Directions for this task >>
Scan the entries below. List each line with "text".

Records for processing >>
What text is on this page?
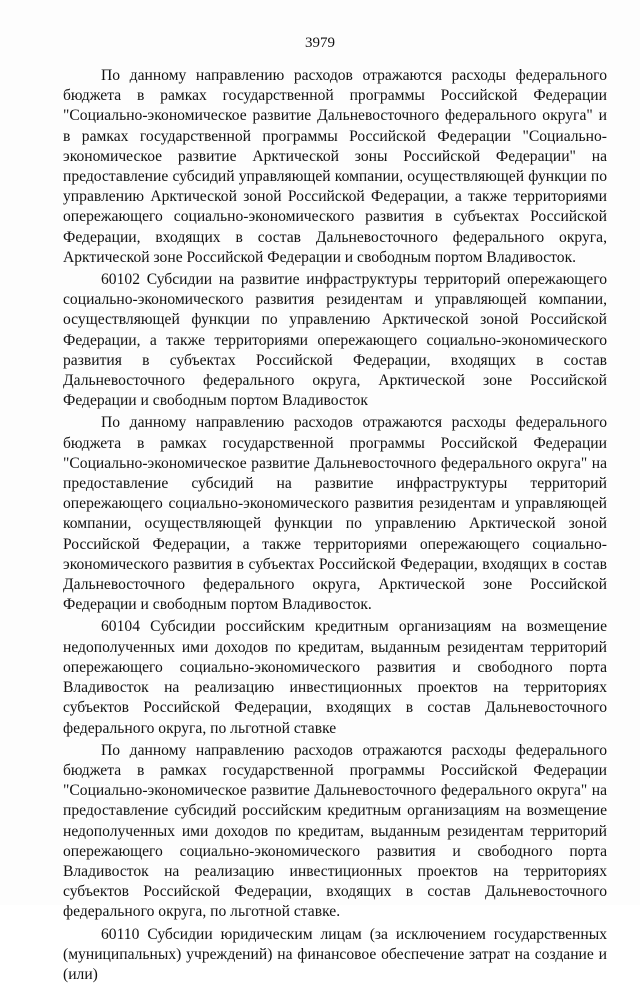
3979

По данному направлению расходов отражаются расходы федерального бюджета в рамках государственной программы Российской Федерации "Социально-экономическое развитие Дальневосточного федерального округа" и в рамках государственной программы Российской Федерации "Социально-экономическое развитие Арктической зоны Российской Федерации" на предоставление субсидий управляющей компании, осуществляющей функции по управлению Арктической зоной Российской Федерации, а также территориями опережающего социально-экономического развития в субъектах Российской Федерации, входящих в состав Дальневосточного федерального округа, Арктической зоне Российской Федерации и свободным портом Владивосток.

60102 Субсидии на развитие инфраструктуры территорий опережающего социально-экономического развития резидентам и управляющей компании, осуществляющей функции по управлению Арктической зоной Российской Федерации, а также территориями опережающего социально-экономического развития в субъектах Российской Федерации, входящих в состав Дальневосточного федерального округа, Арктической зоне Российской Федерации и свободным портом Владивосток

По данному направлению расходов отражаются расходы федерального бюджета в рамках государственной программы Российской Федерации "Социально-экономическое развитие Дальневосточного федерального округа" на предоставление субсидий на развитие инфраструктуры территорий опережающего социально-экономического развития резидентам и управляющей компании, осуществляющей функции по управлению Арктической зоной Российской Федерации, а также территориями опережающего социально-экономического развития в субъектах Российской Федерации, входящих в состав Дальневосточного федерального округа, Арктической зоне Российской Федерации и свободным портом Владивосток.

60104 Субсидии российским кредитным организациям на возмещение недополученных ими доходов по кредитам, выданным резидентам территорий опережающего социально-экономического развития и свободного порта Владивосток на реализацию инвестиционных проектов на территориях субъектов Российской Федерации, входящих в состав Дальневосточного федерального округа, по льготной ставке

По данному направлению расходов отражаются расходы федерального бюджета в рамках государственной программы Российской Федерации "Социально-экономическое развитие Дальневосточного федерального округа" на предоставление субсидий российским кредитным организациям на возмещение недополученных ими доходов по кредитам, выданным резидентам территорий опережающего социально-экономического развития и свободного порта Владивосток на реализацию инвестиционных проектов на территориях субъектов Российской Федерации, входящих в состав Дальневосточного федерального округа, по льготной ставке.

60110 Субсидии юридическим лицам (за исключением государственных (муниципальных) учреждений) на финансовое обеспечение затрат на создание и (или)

...

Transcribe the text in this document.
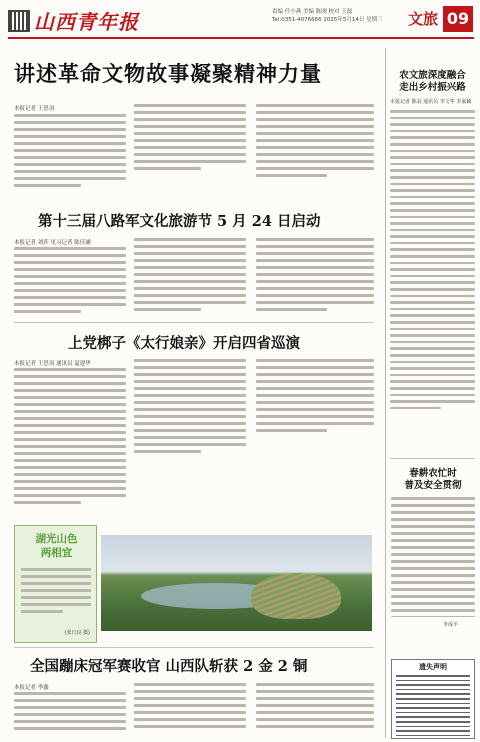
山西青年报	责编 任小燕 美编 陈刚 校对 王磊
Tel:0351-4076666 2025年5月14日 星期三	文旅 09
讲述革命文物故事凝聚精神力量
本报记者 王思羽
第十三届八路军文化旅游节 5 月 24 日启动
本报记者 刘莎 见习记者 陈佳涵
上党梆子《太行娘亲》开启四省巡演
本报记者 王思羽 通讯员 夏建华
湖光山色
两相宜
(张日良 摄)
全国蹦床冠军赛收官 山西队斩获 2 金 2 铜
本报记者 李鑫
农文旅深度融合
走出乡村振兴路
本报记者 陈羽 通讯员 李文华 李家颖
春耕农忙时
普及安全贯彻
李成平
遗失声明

Task result >>
What text is on this page?
Transcribe the text in this document.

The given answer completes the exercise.